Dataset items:
▬▬▬
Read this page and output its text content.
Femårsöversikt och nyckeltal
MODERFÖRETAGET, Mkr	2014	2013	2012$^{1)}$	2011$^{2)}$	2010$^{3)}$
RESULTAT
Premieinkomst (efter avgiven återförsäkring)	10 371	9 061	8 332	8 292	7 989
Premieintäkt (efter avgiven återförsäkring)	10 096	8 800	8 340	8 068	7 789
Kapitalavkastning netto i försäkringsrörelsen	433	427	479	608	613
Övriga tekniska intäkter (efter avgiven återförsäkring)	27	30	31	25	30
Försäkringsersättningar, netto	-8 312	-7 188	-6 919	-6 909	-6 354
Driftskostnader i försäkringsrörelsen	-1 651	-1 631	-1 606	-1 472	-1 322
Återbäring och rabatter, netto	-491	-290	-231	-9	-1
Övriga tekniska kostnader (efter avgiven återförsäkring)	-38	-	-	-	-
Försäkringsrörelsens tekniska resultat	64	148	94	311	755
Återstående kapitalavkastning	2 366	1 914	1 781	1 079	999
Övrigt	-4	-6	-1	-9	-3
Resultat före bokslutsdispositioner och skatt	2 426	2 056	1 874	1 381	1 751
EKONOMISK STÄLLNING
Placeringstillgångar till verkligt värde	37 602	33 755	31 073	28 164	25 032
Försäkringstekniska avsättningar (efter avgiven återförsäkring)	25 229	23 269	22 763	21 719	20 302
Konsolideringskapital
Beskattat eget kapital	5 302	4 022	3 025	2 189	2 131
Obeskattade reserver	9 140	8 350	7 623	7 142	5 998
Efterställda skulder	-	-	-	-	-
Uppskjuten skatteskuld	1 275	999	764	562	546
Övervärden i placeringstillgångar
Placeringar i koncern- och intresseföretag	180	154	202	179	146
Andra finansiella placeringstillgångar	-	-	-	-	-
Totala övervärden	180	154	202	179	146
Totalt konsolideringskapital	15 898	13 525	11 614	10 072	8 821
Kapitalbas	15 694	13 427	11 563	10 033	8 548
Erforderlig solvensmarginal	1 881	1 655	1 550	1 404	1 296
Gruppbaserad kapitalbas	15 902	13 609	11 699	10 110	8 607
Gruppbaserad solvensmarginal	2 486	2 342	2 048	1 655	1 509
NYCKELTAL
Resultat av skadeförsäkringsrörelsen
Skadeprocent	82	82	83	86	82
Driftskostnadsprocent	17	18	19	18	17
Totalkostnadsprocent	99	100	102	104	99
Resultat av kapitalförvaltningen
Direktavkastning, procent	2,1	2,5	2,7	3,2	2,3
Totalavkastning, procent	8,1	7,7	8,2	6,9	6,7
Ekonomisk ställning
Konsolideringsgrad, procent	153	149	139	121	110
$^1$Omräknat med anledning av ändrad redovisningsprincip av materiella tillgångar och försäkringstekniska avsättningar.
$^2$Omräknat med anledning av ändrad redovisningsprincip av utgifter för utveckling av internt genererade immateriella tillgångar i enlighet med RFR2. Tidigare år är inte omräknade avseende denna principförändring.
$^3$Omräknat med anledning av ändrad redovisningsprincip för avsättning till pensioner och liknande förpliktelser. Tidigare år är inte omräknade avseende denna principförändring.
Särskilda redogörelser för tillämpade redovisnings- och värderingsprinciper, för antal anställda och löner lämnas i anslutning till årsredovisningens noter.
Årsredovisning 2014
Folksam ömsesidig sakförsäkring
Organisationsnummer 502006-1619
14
▬▬▬
- _Goal_
Copy each line that holds the word "anledning".

- _Answer to this exercise_
$^1$Omräknat med anledning av ändrad redovisningsprincip av materiella tillgångar och försäkringstekniska avsättningar.
$^2$Omräknat med anledning av ändrad redovisningsprincip av utgifter för utveckling av internt genererade immateriella tillgångar i enlighet med RFR2. Tidigare år är inte omräknade avseende denna principförändring.
$^3$Omräknat med anledning av ändrad redovisningsprincip för avsättning till pensioner och liknande förpliktelser. Tidigare år är inte omräknade avseende denna principförändring.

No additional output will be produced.